Set problem:
All entries below need to be written out exactly, but without their pictures.

--- start Exercise data ---

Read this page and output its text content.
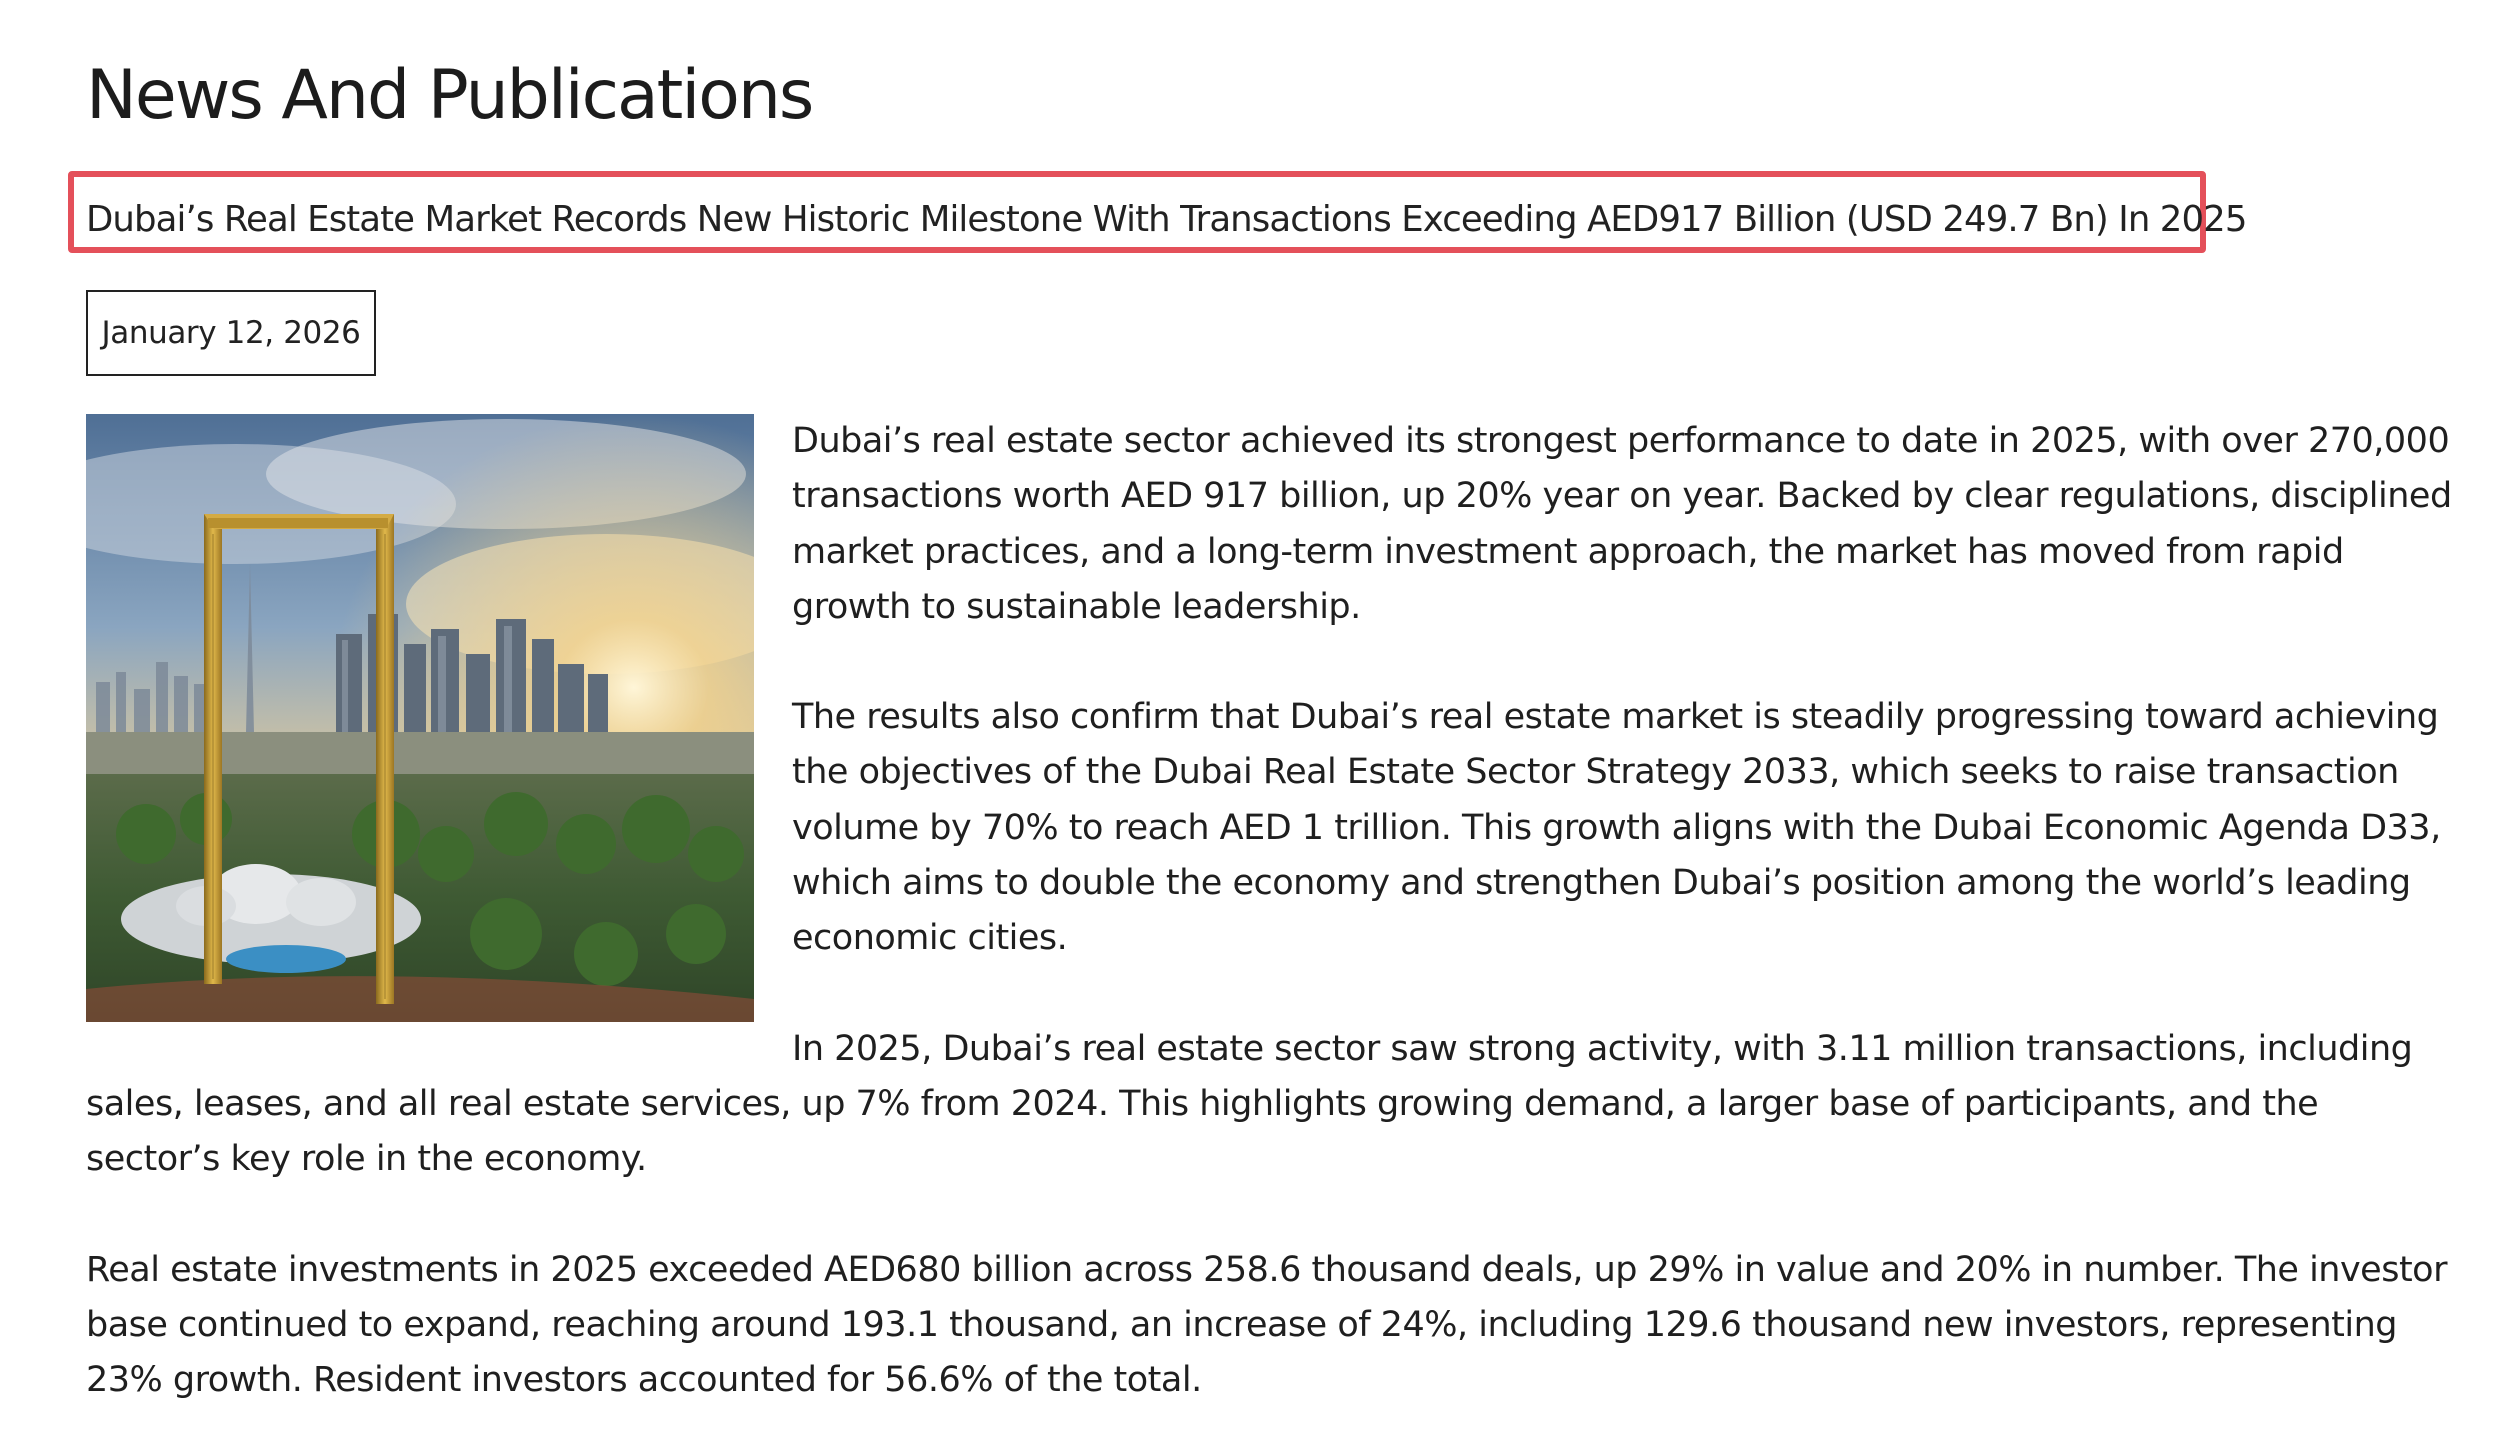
News And Publications
Dubai’s Real Estate Market Records New Historic Milestone With Transactions Exceeding AED917 Billion (USD 249.7 Bn) In 2025
January 12, 2026

Dubai’s real estate sector achieved its strongest performance to date in 2025, with over 270,000 transactions worth AED 917 billion, up 20% year on year. Backed by clear regulations, disciplined market practices, and a long-term investment approach, the market has moved from rapid growth to sustainable leadership.

The results also confirm that Dubai’s real estate market is steadily progressing toward achieving the objectives of the Dubai Real Estate Sector Strategy 2033, which seeks to raise transaction volume by 70% to reach AED 1 trillion. This growth aligns with the Dubai Economic Agenda D33, which aims to double the economy and strengthen Dubai’s position among the world’s leading economic cities.

In 2025, Dubai’s real estate sector saw strong activity, with 3.11 million transactions, including sales, leases, and all real estate services, up 7% from 2024. This highlights growing demand, a larger base of participants, and the sector’s key role in the economy.

Real estate investments in 2025 exceeded AED680 billion across 258.6 thousand deals, up 29% in value and 20% in number. The investor base continued to expand, reaching around 193.1 thousand, an increase of 24%, including 129.6 thousand new investors, representing 23% growth. Resident investors accounted for 56.6% of the total.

--- end Exercise data ---

Result of the exercise:
Read this page and output its text content.
News And Publications
Dubai’s Real Estate Market Records New Historic Milestone With Transactions Exceeding AED917 Billion (USD 249.7 Bn) In 2025
January 12, 2026

Dubai’s real estate sector achieved its strongest performance to date in 2025, with over 270,000 transactions worth AED 917 billion, up 20% year on year. Backed by clear regulations, disciplined market practices, and a long-term investment approach, the market has moved from rapid growth to sustainable leadership.

The results also confirm that Dubai’s real estate market is steadily progressing toward achieving the objectives of the Dubai Real Estate Sector Strategy 2033, which seeks to raise transaction volume by 70% to reach AED 1 trillion. This growth aligns with the Dubai Economic Agenda D33, which aims to double the economy and strengthen Dubai’s position among the world’s leading economic cities.

In 2025, Dubai’s real estate sector saw strong activity, with 3.11 million transactions, including sales, leases, and all real estate services, up 7% from 2024. This highlights growing demand, a larger base of participants, and the sector’s key role in the economy.

Real estate investments in 2025 exceeded AED680 billion across 258.6 thousand deals, up 29% in value and 20% in number. The investor base continued to expand, reaching around 193.1 thousand, an increase of 24%, including 129.6 thousand new investors, representing 23% growth. Resident investors accounted for 56.6% of the total.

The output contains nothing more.